— What to work on —
Exactly as written, print each record in the listing.

Collection entries
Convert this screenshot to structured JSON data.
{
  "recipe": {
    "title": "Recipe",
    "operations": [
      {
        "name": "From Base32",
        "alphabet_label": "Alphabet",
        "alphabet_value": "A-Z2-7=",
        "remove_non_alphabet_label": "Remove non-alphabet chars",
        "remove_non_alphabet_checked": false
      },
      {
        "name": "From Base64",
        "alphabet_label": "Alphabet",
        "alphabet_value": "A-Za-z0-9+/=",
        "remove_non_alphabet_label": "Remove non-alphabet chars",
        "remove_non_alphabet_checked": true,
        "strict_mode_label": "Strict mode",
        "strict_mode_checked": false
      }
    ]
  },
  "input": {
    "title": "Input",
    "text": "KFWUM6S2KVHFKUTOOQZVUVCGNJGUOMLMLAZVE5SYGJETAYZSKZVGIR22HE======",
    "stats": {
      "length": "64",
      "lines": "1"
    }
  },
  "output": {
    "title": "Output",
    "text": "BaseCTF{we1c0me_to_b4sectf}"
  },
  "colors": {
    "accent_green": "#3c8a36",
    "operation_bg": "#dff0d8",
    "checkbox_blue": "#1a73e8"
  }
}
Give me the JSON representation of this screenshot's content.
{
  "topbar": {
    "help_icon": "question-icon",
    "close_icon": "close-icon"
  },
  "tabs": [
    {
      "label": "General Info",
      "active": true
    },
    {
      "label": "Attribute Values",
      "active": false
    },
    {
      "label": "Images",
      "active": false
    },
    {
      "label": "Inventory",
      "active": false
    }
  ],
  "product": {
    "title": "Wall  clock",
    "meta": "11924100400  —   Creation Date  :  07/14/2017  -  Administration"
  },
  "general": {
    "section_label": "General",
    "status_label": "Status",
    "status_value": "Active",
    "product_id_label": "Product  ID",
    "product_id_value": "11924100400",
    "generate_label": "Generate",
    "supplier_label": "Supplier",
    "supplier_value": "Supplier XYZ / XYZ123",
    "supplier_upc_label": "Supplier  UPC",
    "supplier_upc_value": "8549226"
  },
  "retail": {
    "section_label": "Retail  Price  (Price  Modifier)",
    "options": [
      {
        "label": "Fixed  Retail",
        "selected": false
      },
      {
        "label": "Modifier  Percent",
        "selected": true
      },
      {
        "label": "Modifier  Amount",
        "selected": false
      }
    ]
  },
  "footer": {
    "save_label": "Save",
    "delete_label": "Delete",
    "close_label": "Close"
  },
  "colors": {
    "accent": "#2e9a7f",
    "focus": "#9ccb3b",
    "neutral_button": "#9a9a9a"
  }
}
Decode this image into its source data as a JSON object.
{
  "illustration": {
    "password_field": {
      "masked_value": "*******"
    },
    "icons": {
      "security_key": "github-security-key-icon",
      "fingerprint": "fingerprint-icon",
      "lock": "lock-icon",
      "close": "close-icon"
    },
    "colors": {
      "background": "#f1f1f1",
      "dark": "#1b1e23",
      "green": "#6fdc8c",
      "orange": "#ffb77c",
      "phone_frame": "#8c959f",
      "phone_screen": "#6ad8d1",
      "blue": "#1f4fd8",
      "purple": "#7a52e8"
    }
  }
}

— The result —
Convert this screenshot to structured JSON data.
{
  "recipe": {
    "title": "Recipe",
    "operations": [
      {
        "name": "From Base32",
        "alphabet_label": "Alphabet",
        "alphabet_value": "A-Z2-7=",
        "remove_non_alphabet_label": "Remove non-alphabet chars",
        "remove_non_alphabet_checked": false
      },
      {
        "name": "From Base64",
        "alphabet_label": "Alphabet",
        "alphabet_value": "A-Za-z0-9+/=",
        "remove_non_alphabet_label": "Remove non-alphabet chars",
        "remove_non_alphabet_checked": true,
        "strict_mode_label": "Strict mode",
        "strict_mode_checked": false
      }
    ]
  },
  "input": {
    "title": "Input",
    "text": "KFWUM6S2KVHFKUTOOQZVUVCGNJGUOMLMLAZVE5SYGJETAYZSKZVGIR22HE======",
    "stats": {
      "length": "64",
      "lines": "1"
    }
  },
  "output": {
    "title": "Output",
    "text": "BaseCTF{we1c0me_to_b4sectf}"
  },
  "colors": {
    "accent_green": "#3c8a36",
    "operation_bg": "#dff0d8",
    "checkbox_blue": "#1a73e8"
  }
}
Give me the JSON representation of this screenshot's content.
{
  "topbar": {
    "help_icon": "question-icon",
    "close_icon": "close-icon"
  },
  "tabs": [
    {
      "label": "General Info",
      "active": true
    },
    {
      "label": "Attribute Values",
      "active": false
    },
    {
      "label": "Images",
      "active": false
    },
    {
      "label": "Inventory",
      "active": false
    }
  ],
  "product": {
    "title": "Wall  clock",
    "meta": "11924100400  —   Creation Date  :  07/14/2017  -  Administration"
  },
  "general": {
    "section_label": "General",
    "status_label": "Status",
    "status_value": "Active",
    "product_id_label": "Product  ID",
    "product_id_value": "11924100400",
    "generate_label": "Generate",
    "supplier_label": "Supplier",
    "supplier_value": "Supplier XYZ / XYZ123",
    "supplier_upc_label": "Supplier  UPC",
    "supplier_upc_value": "8549226"
  },
  "retail": {
    "section_label": "Retail  Price  (Price  Modifier)",
    "options": [
      {
        "label": "Fixed  Retail",
        "selected": false
      },
      {
        "label": "Modifier  Percent",
        "selected": true
      },
      {
        "label": "Modifier  Amount",
        "selected": false
      }
    ]
  },
  "footer": {
    "save_label": "Save",
    "delete_label": "Delete",
    "close_label": "Close"
  },
  "colors": {
    "accent": "#2e9a7f",
    "focus": "#9ccb3b",
    "neutral_button": "#9a9a9a"
  }
}
Decode this image into its source data as a JSON object.
{
  "illustration": {
    "password_field": {
      "masked_value": "*******"
    },
    "icons": {
      "security_key": "github-security-key-icon",
      "fingerprint": "fingerprint-icon",
      "lock": "lock-icon",
      "close": "close-icon"
    },
    "colors": {
      "background": "#f1f1f1",
      "dark": "#1b1e23",
      "green": "#6fdc8c",
      "orange": "#ffb77c",
      "phone_frame": "#8c959f",
      "phone_screen": "#6ad8d1",
      "blue": "#1f4fd8",
      "purple": "#7a52e8"
    }
  }
}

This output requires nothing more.